### What the exercise asks
Copy all the material below, exactly as it stands.

Records from a data source

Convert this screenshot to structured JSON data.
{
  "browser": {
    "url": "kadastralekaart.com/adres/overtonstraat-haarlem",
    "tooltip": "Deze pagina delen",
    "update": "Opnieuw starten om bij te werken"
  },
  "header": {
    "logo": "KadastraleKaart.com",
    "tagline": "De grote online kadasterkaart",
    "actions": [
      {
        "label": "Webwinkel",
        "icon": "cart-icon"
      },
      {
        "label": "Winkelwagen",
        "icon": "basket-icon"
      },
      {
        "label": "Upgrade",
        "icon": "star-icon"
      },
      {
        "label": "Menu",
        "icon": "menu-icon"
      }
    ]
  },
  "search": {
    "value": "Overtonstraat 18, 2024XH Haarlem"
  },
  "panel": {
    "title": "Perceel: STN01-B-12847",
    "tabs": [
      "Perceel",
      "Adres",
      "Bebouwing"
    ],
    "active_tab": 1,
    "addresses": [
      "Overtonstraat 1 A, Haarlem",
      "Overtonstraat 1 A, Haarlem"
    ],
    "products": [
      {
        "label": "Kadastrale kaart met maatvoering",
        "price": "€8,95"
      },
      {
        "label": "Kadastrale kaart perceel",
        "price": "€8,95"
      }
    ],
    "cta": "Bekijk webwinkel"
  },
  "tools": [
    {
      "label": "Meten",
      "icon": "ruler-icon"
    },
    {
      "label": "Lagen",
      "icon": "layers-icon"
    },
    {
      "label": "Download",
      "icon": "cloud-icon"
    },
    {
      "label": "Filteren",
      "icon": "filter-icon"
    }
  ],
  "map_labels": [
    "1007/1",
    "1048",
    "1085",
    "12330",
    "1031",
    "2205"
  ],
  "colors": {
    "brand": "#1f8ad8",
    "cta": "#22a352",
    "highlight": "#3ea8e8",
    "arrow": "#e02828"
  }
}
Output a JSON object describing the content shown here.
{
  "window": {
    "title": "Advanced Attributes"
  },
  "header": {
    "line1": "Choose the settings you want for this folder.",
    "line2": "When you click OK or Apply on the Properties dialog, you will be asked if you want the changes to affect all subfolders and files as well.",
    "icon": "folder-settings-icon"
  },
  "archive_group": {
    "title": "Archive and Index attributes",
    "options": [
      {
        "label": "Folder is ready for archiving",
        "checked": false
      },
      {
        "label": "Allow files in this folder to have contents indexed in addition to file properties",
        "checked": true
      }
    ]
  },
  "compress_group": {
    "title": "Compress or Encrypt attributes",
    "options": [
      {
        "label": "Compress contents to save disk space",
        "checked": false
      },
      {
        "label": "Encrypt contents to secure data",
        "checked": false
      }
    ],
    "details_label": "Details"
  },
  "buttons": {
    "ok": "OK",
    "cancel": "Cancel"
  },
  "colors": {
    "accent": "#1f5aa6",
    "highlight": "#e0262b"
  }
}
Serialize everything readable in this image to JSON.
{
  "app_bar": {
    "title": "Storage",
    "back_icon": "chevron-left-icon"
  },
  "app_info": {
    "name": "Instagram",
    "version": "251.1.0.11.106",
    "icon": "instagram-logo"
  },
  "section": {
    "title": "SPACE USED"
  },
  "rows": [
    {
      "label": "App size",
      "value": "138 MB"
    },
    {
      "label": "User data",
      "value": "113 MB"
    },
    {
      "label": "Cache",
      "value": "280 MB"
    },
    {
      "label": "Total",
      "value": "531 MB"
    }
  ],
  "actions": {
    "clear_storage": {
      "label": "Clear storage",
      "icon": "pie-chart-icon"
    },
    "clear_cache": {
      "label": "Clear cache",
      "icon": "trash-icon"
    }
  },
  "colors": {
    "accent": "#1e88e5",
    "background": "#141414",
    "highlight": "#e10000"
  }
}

### Solution to this task
Convert this screenshot to structured JSON data.
{
  "browser": {
    "url": "kadastralekaart.com/adres/overtonstraat-haarlem",
    "tooltip": "Deze pagina delen",
    "update": "Opnieuw starten om bij te werken"
  },
  "header": {
    "logo": "KadastraleKaart.com",
    "tagline": "De grote online kadasterkaart",
    "actions": [
      {
        "label": "Webwinkel",
        "icon": "cart-icon"
      },
      {
        "label": "Winkelwagen",
        "icon": "basket-icon"
      },
      {
        "label": "Upgrade",
        "icon": "star-icon"
      },
      {
        "label": "Menu",
        "icon": "menu-icon"
      }
    ]
  },
  "search": {
    "value": "Overtonstraat 18, 2024XH Haarlem"
  },
  "panel": {
    "title": "Perceel: STN01-B-12847",
    "tabs": [
      "Perceel",
      "Adres",
      "Bebouwing"
    ],
    "active_tab": 1,
    "addresses": [
      "Overtonstraat 1 A, Haarlem",
      "Overtonstraat 1 A, Haarlem"
    ],
    "products": [
      {
        "label": "Kadastrale kaart met maatvoering",
        "price": "€8,95"
      },
      {
        "label": "Kadastrale kaart perceel",
        "price": "€8,95"
      }
    ],
    "cta": "Bekijk webwinkel"
  },
  "tools": [
    {
      "label": "Meten",
      "icon": "ruler-icon"
    },
    {
      "label": "Lagen",
      "icon": "layers-icon"
    },
    {
      "label": "Download",
      "icon": "cloud-icon"
    },
    {
      "label": "Filteren",
      "icon": "filter-icon"
    }
  ],
  "map_labels": [
    "1007/1",
    "1048",
    "1085",
    "12330",
    "1031",
    "2205"
  ],
  "colors": {
    "brand": "#1f8ad8",
    "cta": "#22a352",
    "highlight": "#3ea8e8",
    "arrow": "#e02828"
  }
}
Output a JSON object describing the content shown here.
{
  "window": {
    "title": "Advanced Attributes"
  },
  "header": {
    "line1": "Choose the settings you want for this folder.",
    "line2": "When you click OK or Apply on the Properties dialog, you will be asked if you want the changes to affect all subfolders and files as well.",
    "icon": "folder-settings-icon"
  },
  "archive_group": {
    "title": "Archive and Index attributes",
    "options": [
      {
        "label": "Folder is ready for archiving",
        "checked": false
      },
      {
        "label": "Allow files in this folder to have contents indexed in addition to file properties",
        "checked": true
      }
    ]
  },
  "compress_group": {
    "title": "Compress or Encrypt attributes",
    "options": [
      {
        "label": "Compress contents to save disk space",
        "checked": false
      },
      {
        "label": "Encrypt contents to secure data",
        "checked": false
      }
    ],
    "details_label": "Details"
  },
  "buttons": {
    "ok": "OK",
    "cancel": "Cancel"
  },
  "colors": {
    "accent": "#1f5aa6",
    "highlight": "#e0262b"
  }
}
Serialize everything readable in this image to JSON.
{
  "app_bar": {
    "title": "Storage",
    "back_icon": "chevron-left-icon"
  },
  "app_info": {
    "name": "Instagram",
    "version": "251.1.0.11.106",
    "icon": "instagram-logo"
  },
  "section": {
    "title": "SPACE USED"
  },
  "rows": [
    {
      "label": "App size",
      "value": "138 MB"
    },
    {
      "label": "User data",
      "value": "113 MB"
    },
    {
      "label": "Cache",
      "value": "280 MB"
    },
    {
      "label": "Total",
      "value": "531 MB"
    }
  ],
  "actions": {
    "clear_storage": {
      "label": "Clear storage",
      "icon": "pie-chart-icon"
    },
    "clear_cache": {
      "label": "Clear cache",
      "icon": "trash-icon"
    }
  },
  "colors": {
    "accent": "#1e88e5",
    "background": "#141414",
    "highlight": "#e10000"
  }
}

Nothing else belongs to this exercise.